From the entries below, copy every line that holds the word "marker".

▸ TASK INPUTS
%%

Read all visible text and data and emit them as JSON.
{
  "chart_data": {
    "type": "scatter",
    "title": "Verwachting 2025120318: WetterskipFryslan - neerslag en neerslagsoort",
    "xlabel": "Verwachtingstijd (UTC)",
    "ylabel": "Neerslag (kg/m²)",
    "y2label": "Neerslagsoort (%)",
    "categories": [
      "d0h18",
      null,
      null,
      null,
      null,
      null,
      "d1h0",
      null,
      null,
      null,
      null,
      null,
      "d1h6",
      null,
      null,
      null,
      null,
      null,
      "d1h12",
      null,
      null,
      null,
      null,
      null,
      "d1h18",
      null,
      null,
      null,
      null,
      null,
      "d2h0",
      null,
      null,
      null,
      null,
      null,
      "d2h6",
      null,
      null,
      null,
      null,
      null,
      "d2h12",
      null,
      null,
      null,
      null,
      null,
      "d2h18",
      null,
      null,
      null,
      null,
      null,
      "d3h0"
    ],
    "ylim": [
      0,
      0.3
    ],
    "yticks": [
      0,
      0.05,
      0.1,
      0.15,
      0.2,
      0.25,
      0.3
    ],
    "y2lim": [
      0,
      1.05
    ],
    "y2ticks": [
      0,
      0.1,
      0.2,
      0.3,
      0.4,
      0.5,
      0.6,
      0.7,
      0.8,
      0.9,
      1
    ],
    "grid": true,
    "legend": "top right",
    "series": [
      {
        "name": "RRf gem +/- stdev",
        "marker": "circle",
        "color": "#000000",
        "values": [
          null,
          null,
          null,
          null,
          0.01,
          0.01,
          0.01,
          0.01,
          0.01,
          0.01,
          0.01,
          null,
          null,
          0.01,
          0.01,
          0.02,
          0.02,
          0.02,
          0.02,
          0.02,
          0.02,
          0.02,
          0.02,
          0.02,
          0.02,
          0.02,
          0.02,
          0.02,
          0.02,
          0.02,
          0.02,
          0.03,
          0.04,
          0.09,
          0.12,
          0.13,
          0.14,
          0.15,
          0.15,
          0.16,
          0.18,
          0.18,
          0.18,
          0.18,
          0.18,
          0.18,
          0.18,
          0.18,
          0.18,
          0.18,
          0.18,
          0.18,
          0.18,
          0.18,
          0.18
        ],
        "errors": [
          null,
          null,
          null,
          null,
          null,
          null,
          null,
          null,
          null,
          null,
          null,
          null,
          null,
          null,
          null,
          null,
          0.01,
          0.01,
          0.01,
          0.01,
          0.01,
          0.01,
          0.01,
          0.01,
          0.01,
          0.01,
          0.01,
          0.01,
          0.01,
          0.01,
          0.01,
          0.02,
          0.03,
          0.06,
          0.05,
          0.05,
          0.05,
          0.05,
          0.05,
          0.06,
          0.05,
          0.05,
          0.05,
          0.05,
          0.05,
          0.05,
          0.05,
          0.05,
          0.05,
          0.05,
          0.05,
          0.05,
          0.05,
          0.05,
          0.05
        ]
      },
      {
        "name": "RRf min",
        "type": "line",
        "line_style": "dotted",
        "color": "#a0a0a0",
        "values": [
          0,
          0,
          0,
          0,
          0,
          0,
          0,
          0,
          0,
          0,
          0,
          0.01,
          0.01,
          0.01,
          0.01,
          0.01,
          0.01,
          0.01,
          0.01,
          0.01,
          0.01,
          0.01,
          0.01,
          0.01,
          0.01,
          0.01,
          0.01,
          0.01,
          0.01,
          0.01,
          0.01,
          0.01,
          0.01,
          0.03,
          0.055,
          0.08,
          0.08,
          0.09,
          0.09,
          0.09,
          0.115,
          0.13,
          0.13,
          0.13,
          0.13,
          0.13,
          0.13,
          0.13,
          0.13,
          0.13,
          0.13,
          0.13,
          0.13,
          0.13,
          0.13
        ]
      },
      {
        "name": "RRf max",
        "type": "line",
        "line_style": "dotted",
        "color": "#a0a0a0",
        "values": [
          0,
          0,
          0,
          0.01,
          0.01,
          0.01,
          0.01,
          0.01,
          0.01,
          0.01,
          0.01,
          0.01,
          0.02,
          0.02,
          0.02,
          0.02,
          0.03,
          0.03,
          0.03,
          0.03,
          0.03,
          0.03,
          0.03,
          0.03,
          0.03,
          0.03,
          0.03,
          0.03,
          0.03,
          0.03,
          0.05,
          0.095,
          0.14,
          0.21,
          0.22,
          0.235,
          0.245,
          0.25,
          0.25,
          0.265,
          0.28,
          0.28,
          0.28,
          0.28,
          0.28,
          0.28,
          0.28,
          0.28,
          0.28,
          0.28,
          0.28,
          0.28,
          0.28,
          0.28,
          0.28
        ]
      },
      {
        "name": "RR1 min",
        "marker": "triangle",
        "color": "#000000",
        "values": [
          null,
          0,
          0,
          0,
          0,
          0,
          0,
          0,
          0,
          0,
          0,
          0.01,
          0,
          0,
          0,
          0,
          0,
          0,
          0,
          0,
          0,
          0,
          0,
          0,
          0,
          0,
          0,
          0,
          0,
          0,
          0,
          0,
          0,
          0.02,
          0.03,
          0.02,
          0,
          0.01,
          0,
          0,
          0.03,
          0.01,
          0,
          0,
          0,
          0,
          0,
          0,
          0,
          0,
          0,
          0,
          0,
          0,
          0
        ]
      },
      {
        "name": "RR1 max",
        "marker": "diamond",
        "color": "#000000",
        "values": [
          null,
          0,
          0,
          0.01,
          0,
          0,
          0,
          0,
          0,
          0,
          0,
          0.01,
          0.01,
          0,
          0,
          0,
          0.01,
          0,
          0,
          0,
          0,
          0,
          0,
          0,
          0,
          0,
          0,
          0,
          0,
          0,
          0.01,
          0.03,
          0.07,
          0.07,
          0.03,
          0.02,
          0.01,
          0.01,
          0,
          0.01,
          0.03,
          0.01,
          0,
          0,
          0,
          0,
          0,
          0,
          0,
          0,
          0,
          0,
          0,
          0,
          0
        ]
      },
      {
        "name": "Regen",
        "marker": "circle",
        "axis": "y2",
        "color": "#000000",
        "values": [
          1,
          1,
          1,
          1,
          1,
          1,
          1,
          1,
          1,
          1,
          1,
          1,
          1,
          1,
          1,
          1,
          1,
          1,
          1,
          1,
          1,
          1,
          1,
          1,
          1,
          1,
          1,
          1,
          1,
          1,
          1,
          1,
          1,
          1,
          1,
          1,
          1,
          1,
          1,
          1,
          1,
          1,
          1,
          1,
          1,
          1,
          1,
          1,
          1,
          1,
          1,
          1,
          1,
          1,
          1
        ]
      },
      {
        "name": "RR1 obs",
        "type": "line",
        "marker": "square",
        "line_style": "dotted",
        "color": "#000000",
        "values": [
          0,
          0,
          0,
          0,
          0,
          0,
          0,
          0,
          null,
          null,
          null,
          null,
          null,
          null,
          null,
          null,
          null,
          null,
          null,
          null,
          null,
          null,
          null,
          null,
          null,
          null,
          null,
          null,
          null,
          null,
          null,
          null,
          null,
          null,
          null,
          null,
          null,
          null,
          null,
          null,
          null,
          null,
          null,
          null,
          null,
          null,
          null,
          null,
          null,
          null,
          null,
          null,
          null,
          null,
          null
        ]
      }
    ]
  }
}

%%

▸ EXPECTED OUTPUT
        "marker": "circle",
        "marker": "triangle",
        "marker": "diamond",
        "marker": "circle",
        "marker": "square",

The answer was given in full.